Output: Checking on the definitions of DemoVersion, DOS_VERSION 
                _and WINDOWS_VERSION...\n";
DemoVersion defined.
DOS_VERSION defined as: 5
WINDOWS_VERSION was not defined.
DemoVersion defined.
DOS_VERSION not defined!
WINDOWS_VERSION was not defined.
Done.
Analysis: Listing 17.2 is the same as Listing 17.1 until line 29, when #undef DOS_VERSION is called. This removes the definition of the term DOS_VERSION without changing the other defined terms (in this case, DemoVersion). The rest of the listing just repeats the printouts. The tests for DemoVersion and WINDOWS_VERSION act as they did the first time, but the test for DOS_VERSION now evaluates TRUE. In this second case DOS_VERSION does not exist as a defined term.

Conditional Compilation

By combining #define or command-line definitions with #ifdef, #else, and #ifndef, you can write one program that compiles different code, depending on what is already #defined. This can be used to create one set of source code to compile on two different platforms, such as DOS and Windows.

Another common use of this technique is to conditionally compile in some code based on whether debug has been defined, as you'll see in a few moments.


DO use conditional compilation when you need to create more than one version of your code at the same time. DON'T let your conditions get too complex to manage. DO use #undef as often as possible to avoid leaving stray definitions in your code. DO use inclusion guards! 

Macro Functions

The #define directive can also be used to create macro functions. A macro function is a symbol created using #define and that takes an argument, much like a function does. The preprocessor will substitute the substitution string for whatever argument it is given. For example, you can define the macro TWICE as
#define TWICE(x) ( (x) * 2 )

- Data listing
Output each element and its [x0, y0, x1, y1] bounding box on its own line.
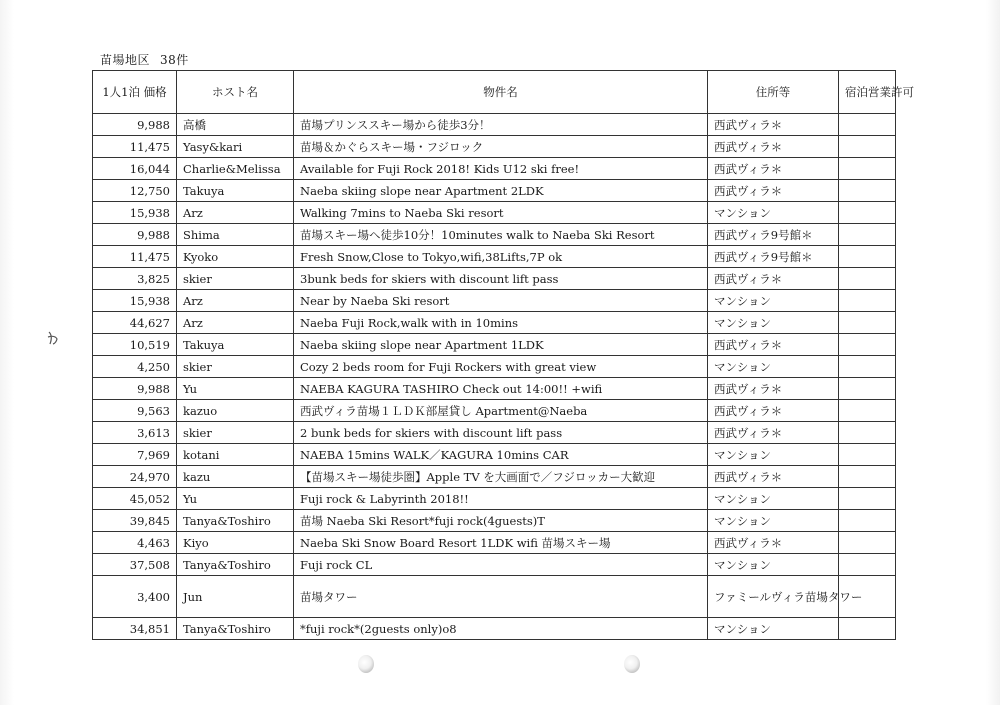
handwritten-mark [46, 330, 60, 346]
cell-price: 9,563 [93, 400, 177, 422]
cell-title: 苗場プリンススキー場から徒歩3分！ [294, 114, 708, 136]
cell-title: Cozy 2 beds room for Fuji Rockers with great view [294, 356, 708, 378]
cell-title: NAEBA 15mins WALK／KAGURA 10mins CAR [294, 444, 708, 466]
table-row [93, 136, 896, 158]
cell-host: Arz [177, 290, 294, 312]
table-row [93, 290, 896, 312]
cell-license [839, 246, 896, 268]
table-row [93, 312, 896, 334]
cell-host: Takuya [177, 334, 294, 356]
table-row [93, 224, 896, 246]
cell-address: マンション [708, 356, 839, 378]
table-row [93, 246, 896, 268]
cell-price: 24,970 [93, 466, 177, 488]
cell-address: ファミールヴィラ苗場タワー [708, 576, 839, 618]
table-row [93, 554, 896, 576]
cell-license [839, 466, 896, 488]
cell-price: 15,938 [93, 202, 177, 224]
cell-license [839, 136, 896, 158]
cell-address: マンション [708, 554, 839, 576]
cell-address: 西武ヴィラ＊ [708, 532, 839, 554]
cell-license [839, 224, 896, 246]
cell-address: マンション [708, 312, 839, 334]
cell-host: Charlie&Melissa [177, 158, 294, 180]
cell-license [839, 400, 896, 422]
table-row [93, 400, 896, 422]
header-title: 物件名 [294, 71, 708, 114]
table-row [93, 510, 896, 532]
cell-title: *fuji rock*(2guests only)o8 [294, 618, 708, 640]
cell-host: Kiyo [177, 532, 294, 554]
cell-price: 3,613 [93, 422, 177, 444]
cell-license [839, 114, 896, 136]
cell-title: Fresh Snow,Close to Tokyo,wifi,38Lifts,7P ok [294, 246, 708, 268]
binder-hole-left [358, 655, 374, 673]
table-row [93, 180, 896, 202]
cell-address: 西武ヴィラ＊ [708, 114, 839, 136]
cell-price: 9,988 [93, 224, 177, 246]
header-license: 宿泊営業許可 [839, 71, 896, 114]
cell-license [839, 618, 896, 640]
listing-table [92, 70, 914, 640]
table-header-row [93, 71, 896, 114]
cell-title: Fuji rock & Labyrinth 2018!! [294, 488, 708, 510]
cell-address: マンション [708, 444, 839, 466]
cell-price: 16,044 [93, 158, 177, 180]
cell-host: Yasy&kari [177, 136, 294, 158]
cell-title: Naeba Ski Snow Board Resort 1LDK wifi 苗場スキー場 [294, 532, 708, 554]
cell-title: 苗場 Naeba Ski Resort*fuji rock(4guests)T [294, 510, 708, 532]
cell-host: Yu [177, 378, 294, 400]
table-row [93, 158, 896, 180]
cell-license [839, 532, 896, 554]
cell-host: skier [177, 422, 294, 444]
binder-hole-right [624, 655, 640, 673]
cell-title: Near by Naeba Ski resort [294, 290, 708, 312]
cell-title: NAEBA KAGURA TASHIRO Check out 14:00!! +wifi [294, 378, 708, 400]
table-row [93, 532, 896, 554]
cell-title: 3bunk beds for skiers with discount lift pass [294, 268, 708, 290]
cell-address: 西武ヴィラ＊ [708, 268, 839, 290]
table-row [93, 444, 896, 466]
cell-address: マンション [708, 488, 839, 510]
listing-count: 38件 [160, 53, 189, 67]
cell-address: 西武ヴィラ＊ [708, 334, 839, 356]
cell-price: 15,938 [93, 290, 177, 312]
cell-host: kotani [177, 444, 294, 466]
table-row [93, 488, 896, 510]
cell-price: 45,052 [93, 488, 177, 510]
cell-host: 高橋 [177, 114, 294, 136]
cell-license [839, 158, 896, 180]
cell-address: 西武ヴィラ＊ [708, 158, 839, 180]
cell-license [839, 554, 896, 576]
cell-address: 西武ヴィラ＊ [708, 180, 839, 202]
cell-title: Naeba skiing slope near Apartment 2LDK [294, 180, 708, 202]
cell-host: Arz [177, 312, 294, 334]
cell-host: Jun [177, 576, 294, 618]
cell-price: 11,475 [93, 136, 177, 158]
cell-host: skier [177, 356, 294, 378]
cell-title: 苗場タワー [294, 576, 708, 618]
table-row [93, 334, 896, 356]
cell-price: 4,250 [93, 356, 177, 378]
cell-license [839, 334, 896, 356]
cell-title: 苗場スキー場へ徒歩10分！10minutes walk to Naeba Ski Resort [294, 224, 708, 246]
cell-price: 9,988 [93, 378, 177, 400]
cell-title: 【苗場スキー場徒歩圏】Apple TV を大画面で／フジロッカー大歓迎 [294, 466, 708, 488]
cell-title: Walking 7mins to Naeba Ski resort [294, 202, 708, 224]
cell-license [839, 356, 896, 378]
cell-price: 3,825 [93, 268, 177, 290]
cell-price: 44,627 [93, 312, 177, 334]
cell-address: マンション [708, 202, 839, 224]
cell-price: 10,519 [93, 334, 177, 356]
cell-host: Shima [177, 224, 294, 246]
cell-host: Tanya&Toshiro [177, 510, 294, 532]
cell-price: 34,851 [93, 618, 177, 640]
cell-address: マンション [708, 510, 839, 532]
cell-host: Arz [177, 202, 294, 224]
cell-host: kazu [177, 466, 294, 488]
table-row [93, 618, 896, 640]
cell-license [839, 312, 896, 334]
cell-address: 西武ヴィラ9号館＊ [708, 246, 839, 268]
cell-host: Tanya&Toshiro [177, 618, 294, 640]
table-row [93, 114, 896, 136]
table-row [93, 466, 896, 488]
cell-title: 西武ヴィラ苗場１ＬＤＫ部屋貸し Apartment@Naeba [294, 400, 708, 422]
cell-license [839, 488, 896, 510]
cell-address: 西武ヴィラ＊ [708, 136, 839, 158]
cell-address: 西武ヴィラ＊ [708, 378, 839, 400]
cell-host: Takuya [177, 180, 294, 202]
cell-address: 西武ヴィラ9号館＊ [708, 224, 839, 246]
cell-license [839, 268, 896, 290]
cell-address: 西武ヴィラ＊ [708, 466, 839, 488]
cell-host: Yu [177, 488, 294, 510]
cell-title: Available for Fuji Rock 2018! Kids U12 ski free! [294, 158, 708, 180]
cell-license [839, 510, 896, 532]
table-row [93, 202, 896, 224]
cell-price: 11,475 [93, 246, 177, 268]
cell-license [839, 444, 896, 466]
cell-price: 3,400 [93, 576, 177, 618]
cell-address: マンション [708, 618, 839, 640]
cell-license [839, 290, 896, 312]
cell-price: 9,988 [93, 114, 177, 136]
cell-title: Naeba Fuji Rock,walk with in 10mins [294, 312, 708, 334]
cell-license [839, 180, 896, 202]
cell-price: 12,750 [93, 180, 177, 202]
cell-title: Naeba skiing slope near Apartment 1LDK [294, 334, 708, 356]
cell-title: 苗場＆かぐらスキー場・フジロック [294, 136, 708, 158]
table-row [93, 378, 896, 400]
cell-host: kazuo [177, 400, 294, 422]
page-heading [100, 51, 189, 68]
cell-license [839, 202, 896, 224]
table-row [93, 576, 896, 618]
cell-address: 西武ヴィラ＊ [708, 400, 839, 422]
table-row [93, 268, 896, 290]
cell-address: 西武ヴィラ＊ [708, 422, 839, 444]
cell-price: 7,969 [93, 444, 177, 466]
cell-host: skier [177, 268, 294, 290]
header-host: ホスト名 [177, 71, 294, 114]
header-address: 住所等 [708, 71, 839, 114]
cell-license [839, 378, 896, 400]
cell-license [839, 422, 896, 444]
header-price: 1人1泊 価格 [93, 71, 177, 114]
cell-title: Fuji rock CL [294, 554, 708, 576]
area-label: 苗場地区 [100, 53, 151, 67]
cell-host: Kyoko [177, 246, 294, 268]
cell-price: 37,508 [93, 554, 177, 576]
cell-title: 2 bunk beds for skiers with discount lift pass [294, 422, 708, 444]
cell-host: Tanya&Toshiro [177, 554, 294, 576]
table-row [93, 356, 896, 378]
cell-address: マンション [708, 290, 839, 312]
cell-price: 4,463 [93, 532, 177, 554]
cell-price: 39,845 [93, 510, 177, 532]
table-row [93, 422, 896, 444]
--
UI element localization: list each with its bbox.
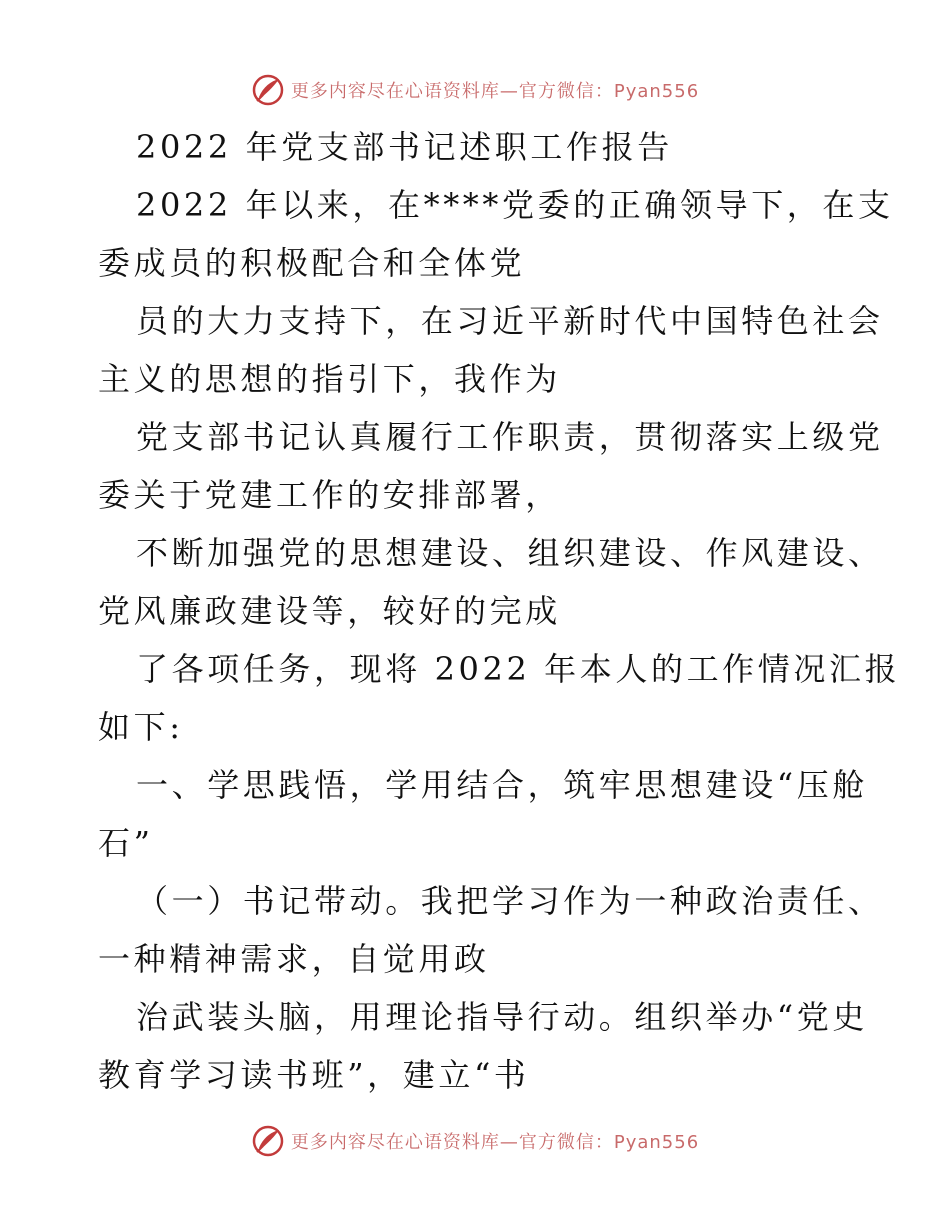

- Exercise set
a - In the preprocessor directives excerpt, at which line does Listing 17.2 call #undef DOS_VERSION?
b - Continue the preprocessor directives excerpt from the point where it stops.
The records play no part in what is asked here.

- Answer set
a - Line 29.

b -
and then in your code you write
TWICE(4)
The entire string TWICE(4) will be removed, and the value 8 will be substituted! When the precompiler sees the 4, it will substitute ( (4) * 2 ), which will then evaluate to 4 * 2 or 8.

A macro can have more than one parameter, and each parameter can be used repeatedly in the replacement text. Two common macros are MAX and MIN:

#define MAX(x,y) ( (x) > (y) ? (x) : (y) )
#define MIN(x,y) ( (x) < (y) ? (x) : (y) )
Note that in a macro function definition, the opening parenthesis for the parameter list must immediately follow the macro name, with no spaces. The preprocessor is not as forgiving of white space as is the compiler.

If you were to write

#define MAX (x,y) ( (x) > (y) ? (x) : (y) )
and then tried to use MAX like this,
int x = 5, y = 7, z;
z = MAX(x,y);
the intermediate code would be
int x = 5, y = 7, z;
z = (x,y) ( (x) > (y) ? (x) : (y) ) (x,y)
A simple text substitution would be done, rather than invoking the macro function. Thus the token MAX would have substituted for it (x,y) ( (x) > (y) ? (x) : (y) ), and then that would be followed by the (x,y) which followed Max.

By removing the space between MAX and (x,y), however, the intermediate code becomes:

int x = 5, y = 7, z;
z =7;

Why All the Parentheses?

You may be wondering why there are so many parentheses in many of the macros presented so far. The preprocessor does not demand that parentheses be placed around the arguments in the substitution string, but the parentheses help you to avoid unwanted side effects when you pass complicated values to a macro. For example, if you define MAX as
#define MAX(x,y) x > y ? x : y
and pass in the values 5 and 7, the macro works as intended. But if you pass in a more complicated expression, you'll get unintended results, as shown in Listing 17.3.

Listing 17.3. Using parentheses in macros.

1:     // Listing 17.3 Macro Expansion
2:     #include <iostream.h>
3:
4:     #define CUBE(a) ( (a) * (a) * (a) )
5:     #define THREE(a) a * a * a
6:
7:     int main()
8:     {
9:        long x = 5;
10:       long y = CUBE(x);
11:       long z = THREE(x);
12:
13:       cout << "y: " << y << endl;
14:       cout << "z: " << z << endl;
15:
16:       long a = 5, b = 7;
17:       y = CUBE(a+b);
18:       z = THREE(a+b);
19:
20:       cout << "y: " << y << endl;
21:       cout << "z: " << z << endl;
22:     return 0;
23: }

Output: y: 125
z: 125
y: 1728
z: 82
Analysis: On line 4, the macro CUBE is defined, with the argument x put into parentheses each time it is used. On line 5, the macro THREE is defined, without the parentheses.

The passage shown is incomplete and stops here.